A run of records:
-.-.-

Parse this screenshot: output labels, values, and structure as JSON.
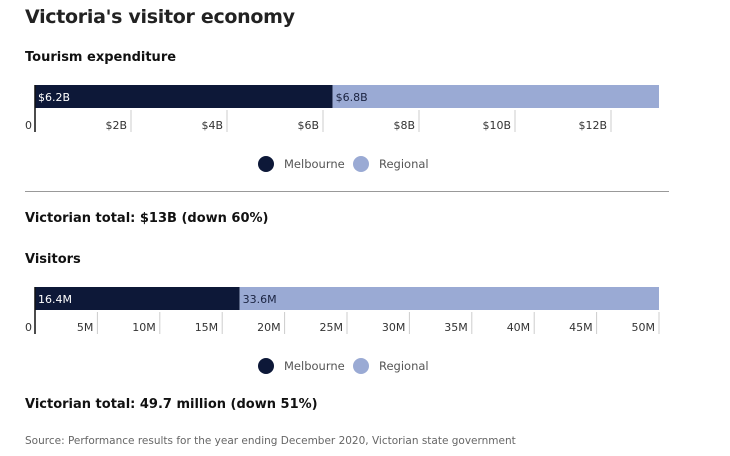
{
  "title": "Victoria's visitor economy",
  "colors": {
    "melbourne": "#0d1838",
    "regional": "#9aaad4"
  },
  "legend": {
    "melbourne": "Melbourne",
    "regional": "Regional"
  },
  "source": "Source: Performance results for the year ending December 2020, Victorian state government",
  "chart_data": [
    {
      "type": "bar",
      "orientation": "horizontal-stacked",
      "title": "Tourism expenditure",
      "total_label": "Victorian total: $13B (down 60%)",
      "series": [
        {
          "name": "Melbourne",
          "values": [
            6.2
          ],
          "label": "$6.2B"
        },
        {
          "name": "Regional",
          "values": [
            6.8
          ],
          "label": "$6.8B"
        }
      ],
      "xlim": [
        0,
        13
      ],
      "ticks": [
        0,
        2,
        4,
        6,
        8,
        10,
        12
      ],
      "tick_labels": [
        "0",
        "$2B",
        "$4B",
        "$6B",
        "$8B",
        "$10B",
        "$12B"
      ]
    },
    {
      "type": "bar",
      "orientation": "horizontal-stacked",
      "title": "Visitors",
      "total_label": "Victorian total: 49.7 million (down 51%)",
      "series": [
        {
          "name": "Melbourne",
          "values": [
            16.4
          ],
          "label": "16.4M"
        },
        {
          "name": "Regional",
          "values": [
            33.6
          ],
          "label": "33.6M"
        }
      ],
      "xlim": [
        0,
        50
      ],
      "ticks": [
        0,
        5,
        10,
        15,
        20,
        25,
        30,
        35,
        40,
        45,
        50
      ],
      "tick_labels": [
        "0",
        "5M",
        "10M",
        "15M",
        "20M",
        "25M",
        "30M",
        "35M",
        "40M",
        "45M",
        "50M"
      ]
    }
  ]
}
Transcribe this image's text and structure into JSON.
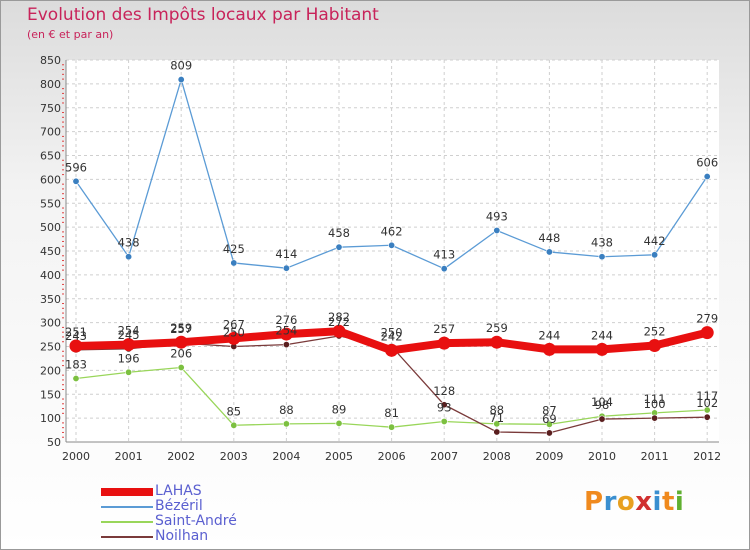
{
  "title": "Evolution des Impôts locaux par Habitant",
  "subtitle": "(en € et par an)",
  "logo": {
    "text": "Proxiti",
    "colors": [
      "#f08a1e",
      "#3a8fd0",
      "#e8a020",
      "#d03030",
      "#3a8fd0",
      "#f08a1e",
      "#60b030"
    ]
  },
  "chart_data": {
    "type": "line",
    "x": [
      "2000",
      "2001",
      "2002",
      "2003",
      "2004",
      "2005",
      "2006",
      "2007",
      "2008",
      "2009",
      "2010",
      "2011",
      "2012"
    ],
    "ylim": [
      50,
      850
    ],
    "yticks": [
      "50",
      "100",
      "150",
      "200",
      "250",
      "300",
      "350",
      "400",
      "450",
      "500",
      "550",
      "600",
      "650",
      "700",
      "750",
      "800",
      "850"
    ],
    "grid": true,
    "series": [
      {
        "name": "Bézéril",
        "color": "#5b9bd5",
        "marker": "#3a7fc0",
        "values": [
          596,
          438,
          809,
          425,
          414,
          458,
          462,
          413,
          493,
          448,
          438,
          442,
          606
        ]
      },
      {
        "name": "Saint-André",
        "color": "#99d65a",
        "marker": "#7cc040",
        "values": [
          183,
          196,
          206,
          85,
          88,
          89,
          81,
          93,
          88,
          87,
          104,
          111,
          117
        ]
      },
      {
        "name": "Noilhan",
        "color": "#7a3a3a",
        "marker": "#5a1e1e",
        "values": [
          243,
          245,
          257,
          250,
          254,
          272,
          250,
          128,
          71,
          69,
          98,
          100,
          102
        ]
      },
      {
        "name": "LAHAS",
        "color": "#e81010",
        "marker": "#e81010",
        "values": [
          251,
          254,
          259,
          267,
          276,
          282,
          242,
          257,
          259,
          244,
          244,
          252,
          279
        ]
      }
    ],
    "legend_order": [
      "LAHAS",
      "Bézéril",
      "Saint-André",
      "Noilhan"
    ]
  }
}
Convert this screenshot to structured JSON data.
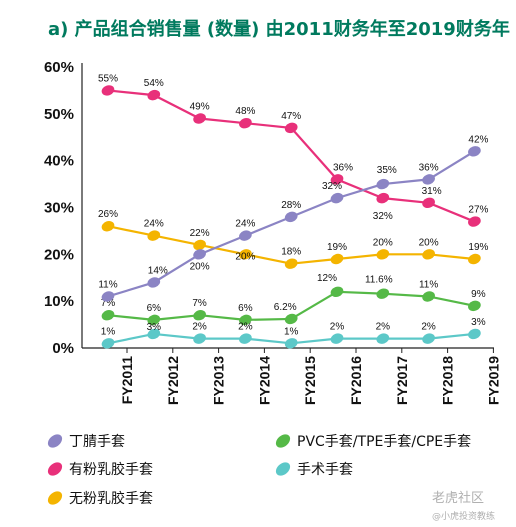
{
  "chart_data": {
    "type": "line",
    "title": "a) 产品组合销售量 (数量) 由2011财务年至2019财务年",
    "categories": [
      "FY2011",
      "FY2012",
      "FY2013",
      "FY2014",
      "FY2015",
      "FY2016",
      "FY2017",
      "FY2018",
      "FY2019"
    ],
    "ylim": [
      0,
      60
    ],
    "yticks": [
      "0%",
      "10%",
      "20%",
      "30%",
      "40%",
      "50%",
      "60%"
    ],
    "grid": false,
    "legend_position": "bottom",
    "series": [
      {
        "name": "丁腈手套",
        "color": "#8b84c4",
        "values": [
          11,
          14,
          20,
          24,
          28,
          32,
          35,
          36,
          42
        ],
        "labels": [
          "11%",
          "14%",
          "20%",
          "24%",
          "28%",
          "32%",
          "35%",
          "36%",
          "42%"
        ]
      },
      {
        "name": "有粉乳胶手套",
        "color": "#e8307a",
        "values": [
          55,
          54,
          49,
          48,
          47,
          36,
          32,
          31,
          27
        ],
        "labels": [
          "55%",
          "54%",
          "49%",
          "48%",
          "47%",
          "36%",
          "32%",
          "31%",
          "27%"
        ]
      },
      {
        "name": "无粉乳胶手套",
        "color": "#f4b400",
        "values": [
          26,
          24,
          22,
          20,
          18,
          19,
          20,
          20,
          19
        ],
        "labels": [
          "26%",
          "24%",
          "22%",
          "20%",
          "18%",
          "19%",
          "20%",
          "20%",
          "19%"
        ]
      },
      {
        "name": "PVC手套/TPE手套/CPE手套",
        "color": "#55b947",
        "values": [
          7,
          6,
          7,
          6,
          6.2,
          12,
          11.6,
          11,
          9
        ],
        "labels": [
          "7%",
          "6%",
          "7%",
          "6%",
          "6.2%",
          "12%",
          "11.6%",
          "11%",
          "9%"
        ]
      },
      {
        "name": "手术手套",
        "color": "#5cc8c8",
        "values": [
          1,
          3,
          2,
          2,
          1,
          2,
          2,
          2,
          3
        ],
        "labels": [
          "1%",
          "3%",
          "2%",
          "2%",
          "1%",
          "2%",
          "2%",
          "2%",
          "3%"
        ]
      }
    ]
  },
  "watermark": {
    "line1": "老虎社区",
    "line2": "@小虎投资教练"
  }
}
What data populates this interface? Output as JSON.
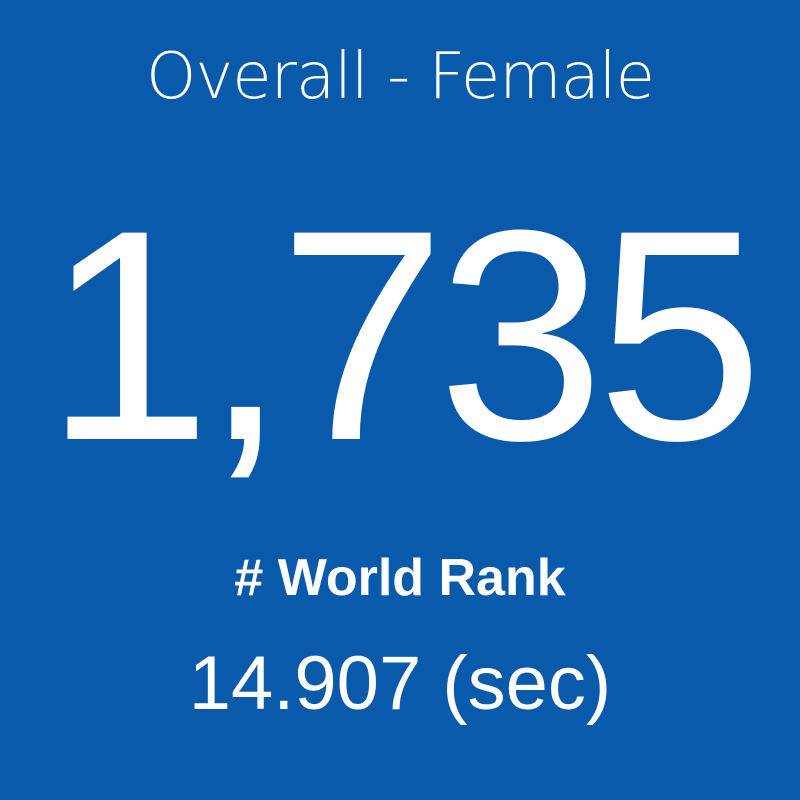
{
  "tile": {
    "title": "Overall - Female",
    "value": "1,735",
    "label": "# World Rank",
    "time": "14.907 (sec)"
  }
}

-.-.-

#### [Goal of the exercise]
All of the material above is to be copied exactly, except for its images.

#### [Answer to the problem]
Parse this screenshot: output labels, values, and structure as JSON.
{
  "title": "Victoria's visitor economy",
  "colors": {
    "melbourne": "#0d1838",
    "regional": "#9aaad4"
  },
  "legend": {
    "melbourne": "Melbourne",
    "regional": "Regional"
  },
  "source": "Source: Performance results for the year ending December 2020, Victorian state government",
  "chart_data": [
    {
      "type": "bar",
      "orientation": "horizontal-stacked",
      "title": "Tourism expenditure",
      "total_label": "Victorian total: $13B (down 60%)",
      "series": [
        {
          "name": "Melbourne",
          "values": [
            6.2
          ],
          "label": "$6.2B"
        },
        {
          "name": "Regional",
          "values": [
            6.8
          ],
          "label": "$6.8B"
        }
      ],
      "xlim": [
        0,
        13
      ],
      "ticks": [
        0,
        2,
        4,
        6,
        8,
        10,
        12
      ],
      "tick_labels": [
        "0",
        "$2B",
        "$4B",
        "$6B",
        "$8B",
        "$10B",
        "$12B"
      ]
    },
    {
      "type": "bar",
      "orientation": "horizontal-stacked",
      "title": "Visitors",
      "total_label": "Victorian total: 49.7 million (down 51%)",
      "series": [
        {
          "name": "Melbourne",
          "values": [
            16.4
          ],
          "label": "16.4M"
        },
        {
          "name": "Regional",
          "values": [
            33.6
          ],
          "label": "33.6M"
        }
      ],
      "xlim": [
        0,
        50
      ],
      "ticks": [
        0,
        5,
        10,
        15,
        20,
        25,
        30,
        35,
        40,
        45,
        50
      ],
      "tick_labels": [
        "0",
        "5M",
        "10M",
        "15M",
        "20M",
        "25M",
        "30M",
        "35M",
        "40M",
        "45M",
        "50M"
      ]
    }
  ]
}
Transcribe this image's text and structure into JSON.
{
  "title": "Evolution des Impôts locaux par Habitant",
  "subtitle": "(en € et par an)",
  "logo": {
    "text": "Proxiti",
    "colors": [
      "#f08a1e",
      "#3a8fd0",
      "#e8a020",
      "#d03030",
      "#3a8fd0",
      "#f08a1e",
      "#60b030"
    ]
  },
  "chart_data": {
    "type": "line",
    "x": [
      "2000",
      "2001",
      "2002",
      "2003",
      "2004",
      "2005",
      "2006",
      "2007",
      "2008",
      "2009",
      "2010",
      "2011",
      "2012"
    ],
    "ylim": [
      50,
      850
    ],
    "yticks": [
      "50",
      "100",
      "150",
      "200",
      "250",
      "300",
      "350",
      "400",
      "450",
      "500",
      "550",
      "600",
      "650",
      "700",
      "750",
      "800",
      "850"
    ],
    "grid": true,
    "series": [
      {
        "name": "Bézéril",
        "color": "#5b9bd5",
        "marker": "#3a7fc0",
        "values": [
          596,
          438,
          809,
          425,
          414,
          458,
          462,
          413,
          493,
          448,
          438,
          442,
          606
        ]
      },
      {
        "name": "Saint-André",
        "color": "#99d65a",
        "marker": "#7cc040",
        "values": [
          183,
          196,
          206,
          85,
          88,
          89,
          81,
          93,
          88,
          87,
          104,
          111,
          117
        ]
      },
      {
        "name": "Noilhan",
        "color": "#7a3a3a",
        "marker": "#5a1e1e",
        "values": [
          243,
          245,
          257,
          250,
          254,
          272,
          250,
          128,
          71,
          69,
          98,
          100,
          102
        ]
      },
      {
        "name": "LAHAS",
        "color": "#e81010",
        "marker": "#e81010",
        "values": [
          251,
          254,
          259,
          267,
          276,
          282,
          242,
          257,
          259,
          244,
          244,
          252,
          279
        ]
      }
    ],
    "legend_order": [
      "LAHAS",
      "Bézéril",
      "Saint-André",
      "Noilhan"
    ]
  }
}
Convert this screenshot to structured JSON data.
{
  "chart_data": {
    "type": "line",
    "title": "a) 产品组合销售量 (数量) 由2011财务年至2019财务年",
    "categories": [
      "FY2011",
      "FY2012",
      "FY2013",
      "FY2014",
      "FY2015",
      "FY2016",
      "FY2017",
      "FY2018",
      "FY2019"
    ],
    "ylim": [
      0,
      60
    ],
    "yticks": [
      "0%",
      "10%",
      "20%",
      "30%",
      "40%",
      "50%",
      "60%"
    ],
    "grid": false,
    "legend_position": "bottom",
    "series": [
      {
        "name": "丁腈手套",
        "color": "#8b84c4",
        "values": [
          11,
          14,
          20,
          24,
          28,
          32,
          35,
          36,
          42
        ],
        "labels": [
          "11%",
          "14%",
          "20%",
          "24%",
          "28%",
          "32%",
          "35%",
          "36%",
          "42%"
        ]
      },
      {
        "name": "有粉乳胶手套",
        "color": "#e8307a",
        "values": [
          55,
          54,
          49,
          48,
          47,
          36,
          32,
          31,
          27
        ],
        "labels": [
          "55%",
          "54%",
          "49%",
          "48%",
          "47%",
          "36%",
          "32%",
          "31%",
          "27%"
        ]
      },
      {
        "name": "无粉乳胶手套",
        "color": "#f4b400",
        "values": [
          26,
          24,
          22,
          20,
          18,
          19,
          20,
          20,
          19
        ],
        "labels": [
          "26%",
          "24%",
          "22%",
          "20%",
          "18%",
          "19%",
          "20%",
          "20%",
          "19%"
        ]
      },
      {
        "name": "PVC手套/TPE手套/CPE手套",
        "color": "#55b947",
        "values": [
          7,
          6,
          7,
          6,
          6.2,
          12,
          11.6,
          11,
          9
        ],
        "labels": [
          "7%",
          "6%",
          "7%",
          "6%",
          "6.2%",
          "12%",
          "11.6%",
          "11%",
          "9%"
        ]
      },
      {
        "name": "手术手套",
        "color": "#5cc8c8",
        "values": [
          1,
          3,
          2,
          2,
          1,
          2,
          2,
          2,
          3
        ],
        "labels": [
          "1%",
          "3%",
          "2%",
          "2%",
          "1%",
          "2%",
          "2%",
          "2%",
          "3%"
        ]
      }
    ]
  },
  "watermark": {
    "line1": "老虎社区",
    "line2": "@小虎投资教练"
  }
}
What data populates this interface? Output as JSON.
{
  "tile": {
    "title": "Overall - Female",
    "value": "1,735",
    "label": "# World Rank",
    "time": "14.907 (sec)"
  }
}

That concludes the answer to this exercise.